### What this task involves
Pick up the text below about the repld REPL kernel and continue writing it from its last sentence.

━━━ Text ━━━

Skip to content

Beforerr/repld

Repository files navigation

repld

Stateful and persistent REPL-like kernel for fast incremental iteration (Act → observe → adjust). CLI/agent-first design.

Quickstart

curl -fsSL https://raw.githubusercontent.com/Beforerr/repld/main/install.sh | bash
# Installs to ~/.local/bin. Override with `INSTALL_DIR` env var.
# To uninstall: `rm "$(which repld)"`.

Code is executed in long-lived sessions so state (variables, loaded packages/modules) persist between calls.

repld julia -e 'using LinearAlgebra; A = rand(3,3)'
repld julia -E 'det(A)'                 # reuses warm session

repld python3 -c 'import numpy as np; a = np.arange(5)'
repld python3 -c 'print(a.sum())'       # reuses loaded numpy + a
repld .venv/bin/python -c '...'         # point at interpreter directly

repld R -e 'library(stats); x <- rnorm(100)'
repld R -e 'mean(x)'                    # reuses warm R session

repld wolframscript -c 'x = Range[5]'
repld wolframscript -c 'Total[x]'       # reuses warm Wolfram session

Per-language docs: julia · python · R · Wolfram.

━━━ Records supplied ━━━

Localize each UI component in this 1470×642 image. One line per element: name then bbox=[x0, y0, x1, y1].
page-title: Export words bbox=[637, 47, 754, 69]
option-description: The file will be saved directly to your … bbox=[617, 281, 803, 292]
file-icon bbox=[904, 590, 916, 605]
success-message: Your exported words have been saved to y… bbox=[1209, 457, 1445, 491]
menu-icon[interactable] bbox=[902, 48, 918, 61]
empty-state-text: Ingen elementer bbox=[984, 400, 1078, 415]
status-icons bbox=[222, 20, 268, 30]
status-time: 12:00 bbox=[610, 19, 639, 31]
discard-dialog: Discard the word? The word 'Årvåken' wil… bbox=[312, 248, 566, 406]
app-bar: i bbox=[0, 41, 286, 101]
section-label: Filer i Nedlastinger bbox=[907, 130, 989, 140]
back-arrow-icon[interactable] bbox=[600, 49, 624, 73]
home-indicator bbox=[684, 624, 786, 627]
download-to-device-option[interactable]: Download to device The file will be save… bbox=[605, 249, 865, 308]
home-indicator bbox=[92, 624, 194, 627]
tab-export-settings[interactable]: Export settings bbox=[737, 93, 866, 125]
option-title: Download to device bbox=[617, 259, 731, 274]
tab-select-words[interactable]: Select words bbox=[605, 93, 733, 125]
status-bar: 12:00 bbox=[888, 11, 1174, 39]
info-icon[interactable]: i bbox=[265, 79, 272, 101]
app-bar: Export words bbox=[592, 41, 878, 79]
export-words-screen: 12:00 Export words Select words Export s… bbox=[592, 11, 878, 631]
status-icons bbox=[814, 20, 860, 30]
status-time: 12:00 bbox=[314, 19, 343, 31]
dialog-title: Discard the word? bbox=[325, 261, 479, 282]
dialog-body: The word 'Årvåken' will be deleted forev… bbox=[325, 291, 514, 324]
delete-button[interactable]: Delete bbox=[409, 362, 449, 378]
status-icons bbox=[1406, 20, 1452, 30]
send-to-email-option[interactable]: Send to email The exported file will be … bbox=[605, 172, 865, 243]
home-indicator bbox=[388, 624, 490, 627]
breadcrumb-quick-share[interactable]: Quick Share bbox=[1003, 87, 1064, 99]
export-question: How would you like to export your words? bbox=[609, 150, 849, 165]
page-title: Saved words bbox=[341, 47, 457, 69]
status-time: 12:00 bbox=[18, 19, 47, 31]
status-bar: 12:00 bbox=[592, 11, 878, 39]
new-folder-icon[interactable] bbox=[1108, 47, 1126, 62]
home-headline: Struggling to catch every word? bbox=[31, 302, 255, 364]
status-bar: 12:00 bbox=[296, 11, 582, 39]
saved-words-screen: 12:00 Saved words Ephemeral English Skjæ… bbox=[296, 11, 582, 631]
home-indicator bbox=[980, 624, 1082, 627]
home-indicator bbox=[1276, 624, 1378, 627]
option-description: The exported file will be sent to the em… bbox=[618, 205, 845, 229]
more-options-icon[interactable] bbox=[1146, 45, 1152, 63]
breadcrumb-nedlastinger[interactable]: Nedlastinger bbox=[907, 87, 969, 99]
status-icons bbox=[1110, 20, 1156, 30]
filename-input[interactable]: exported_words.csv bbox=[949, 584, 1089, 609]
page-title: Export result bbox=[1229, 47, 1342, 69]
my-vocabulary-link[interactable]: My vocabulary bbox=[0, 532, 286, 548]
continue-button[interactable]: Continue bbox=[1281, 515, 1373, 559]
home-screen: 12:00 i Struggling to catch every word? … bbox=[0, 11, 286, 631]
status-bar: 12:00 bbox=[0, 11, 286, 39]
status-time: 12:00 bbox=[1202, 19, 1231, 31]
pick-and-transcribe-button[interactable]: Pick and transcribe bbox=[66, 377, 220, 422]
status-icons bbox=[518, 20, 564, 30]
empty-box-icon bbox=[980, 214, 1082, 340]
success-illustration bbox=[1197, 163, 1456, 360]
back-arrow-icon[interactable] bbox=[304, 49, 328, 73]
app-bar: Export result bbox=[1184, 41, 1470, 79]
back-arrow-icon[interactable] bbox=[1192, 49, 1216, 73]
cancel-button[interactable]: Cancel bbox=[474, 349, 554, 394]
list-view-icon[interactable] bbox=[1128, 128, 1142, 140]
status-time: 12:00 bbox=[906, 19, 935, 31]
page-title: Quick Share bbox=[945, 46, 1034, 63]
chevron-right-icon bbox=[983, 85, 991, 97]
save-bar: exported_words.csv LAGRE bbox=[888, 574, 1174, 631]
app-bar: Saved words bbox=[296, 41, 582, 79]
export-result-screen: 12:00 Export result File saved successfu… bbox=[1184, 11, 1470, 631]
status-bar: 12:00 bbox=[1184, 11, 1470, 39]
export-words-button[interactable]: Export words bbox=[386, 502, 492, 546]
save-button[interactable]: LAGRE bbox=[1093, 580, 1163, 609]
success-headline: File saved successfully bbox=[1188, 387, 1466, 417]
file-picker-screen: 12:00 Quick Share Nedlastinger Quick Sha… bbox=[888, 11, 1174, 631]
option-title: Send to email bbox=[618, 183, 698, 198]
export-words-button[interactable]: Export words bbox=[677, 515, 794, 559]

━━━

### Response to this exercise
Agent skill

The skill at skills/repld/SKILL.md teaches agents how to use repld.

npx skills add https://github.com/Beforerr/repld

Usage

The eval flags use each language's native spelling — Julia: -e / -E, Python: -c, R: -e, WolframScript: -c:

repld julia -e CODE  |  repld python3 -c CODE  |  repld R -e CODE  |  repld wolframscript -c CODE
repld julia -E EXPR                                                # evaluate and display

repld --session LABEL <exe> ...   # named session, reusable across dirs
repld --fresh <exe> ...           # restart targeted session first
repld --trace LEVEL <exe> ...     # error traceback level: short | smart | full

repld trace [--session=L | exe]   # last saved traceback
repld interrupt [--session=L | exe] # interrupt in-flight eval
repld sessions                    # list active sessions
repld stop                        # shutdown daemon

<exe> is julia, python3, R, wolframscript, an absolute/relative interpreter path, etc. repld's own flags (--socket/--session/--lang/--trace/--fresh) go before <exe>; after it, every flag forwards verbatim to the interpreter (e.g. Julia's --project=DIR, +1.11 for juliaup) except native eval/print flags (-e/-c/-E). Each call routes to a persistent session keyed by language + project + --session/cwd.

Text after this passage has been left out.